Task details
Copy out each line that has "Revenue" in it.

Dataset entries on figures
▬▬▬
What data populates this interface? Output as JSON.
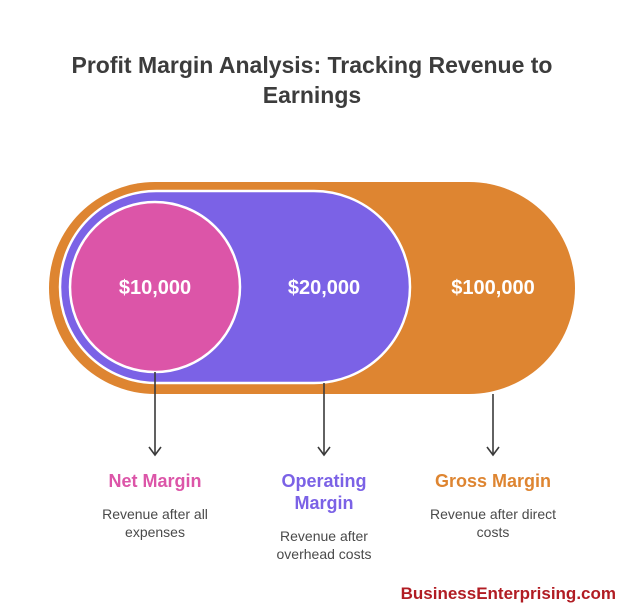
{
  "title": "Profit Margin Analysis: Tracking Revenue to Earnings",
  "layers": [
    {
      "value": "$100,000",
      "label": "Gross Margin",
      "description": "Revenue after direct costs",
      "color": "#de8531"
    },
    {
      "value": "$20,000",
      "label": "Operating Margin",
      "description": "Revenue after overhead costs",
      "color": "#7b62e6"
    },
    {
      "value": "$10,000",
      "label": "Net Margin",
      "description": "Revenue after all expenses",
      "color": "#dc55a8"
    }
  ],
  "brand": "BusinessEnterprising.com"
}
▬▬▬
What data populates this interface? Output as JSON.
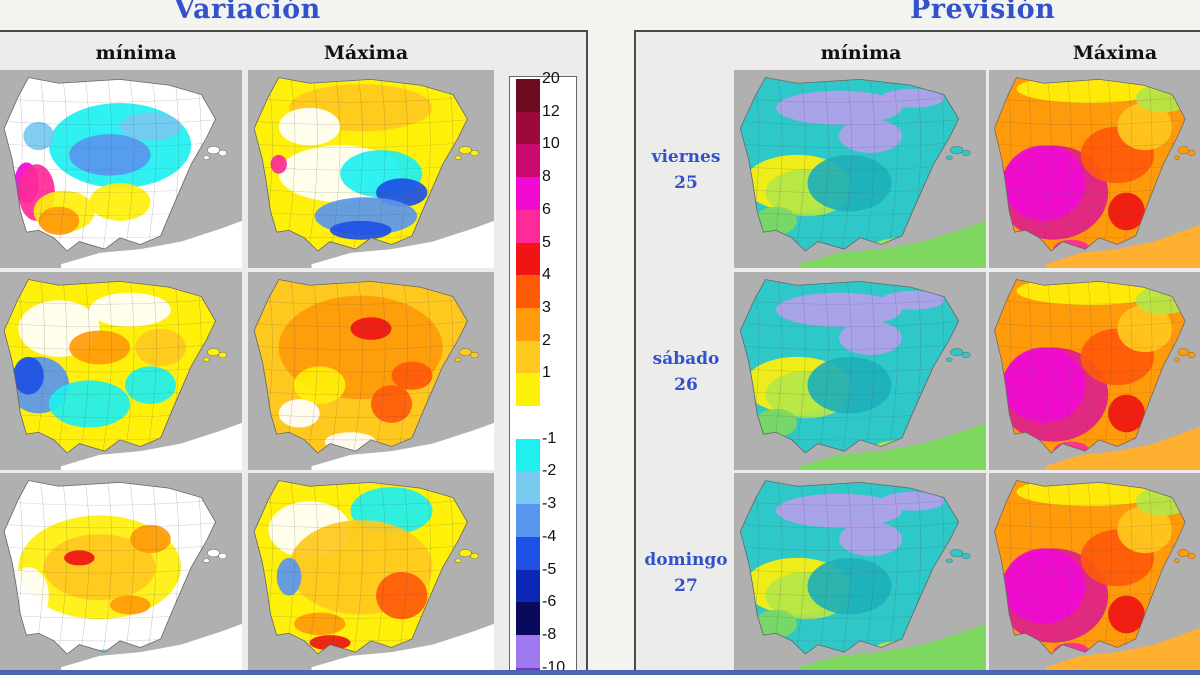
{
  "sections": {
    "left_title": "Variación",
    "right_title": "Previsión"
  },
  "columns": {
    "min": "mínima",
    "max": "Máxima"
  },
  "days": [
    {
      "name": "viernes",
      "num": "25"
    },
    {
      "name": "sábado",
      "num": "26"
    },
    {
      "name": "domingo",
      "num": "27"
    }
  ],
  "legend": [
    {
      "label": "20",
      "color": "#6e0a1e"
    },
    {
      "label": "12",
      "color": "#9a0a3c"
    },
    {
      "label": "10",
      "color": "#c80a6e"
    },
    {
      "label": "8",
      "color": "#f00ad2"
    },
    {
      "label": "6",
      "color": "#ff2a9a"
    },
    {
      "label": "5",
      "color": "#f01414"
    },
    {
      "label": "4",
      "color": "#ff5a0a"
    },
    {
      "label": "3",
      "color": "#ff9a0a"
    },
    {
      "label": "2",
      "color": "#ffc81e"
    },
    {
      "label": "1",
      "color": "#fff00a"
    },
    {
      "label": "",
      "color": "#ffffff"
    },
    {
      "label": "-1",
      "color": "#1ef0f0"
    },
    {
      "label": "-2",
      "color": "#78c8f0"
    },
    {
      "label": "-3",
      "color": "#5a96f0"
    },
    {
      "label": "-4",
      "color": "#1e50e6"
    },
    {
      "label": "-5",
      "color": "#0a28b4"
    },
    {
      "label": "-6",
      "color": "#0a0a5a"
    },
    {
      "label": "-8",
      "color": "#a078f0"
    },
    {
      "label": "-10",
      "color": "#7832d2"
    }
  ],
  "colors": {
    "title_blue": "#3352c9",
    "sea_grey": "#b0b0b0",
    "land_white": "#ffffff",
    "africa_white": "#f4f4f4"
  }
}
▬▬▬
Written response
  "title": "Profit Margin Analysis: Tracking Revenue to Earnings",
      "description": "Revenue after direct costs",
      "description": "Revenue after overhead costs",
      "description": "Revenue after all expenses",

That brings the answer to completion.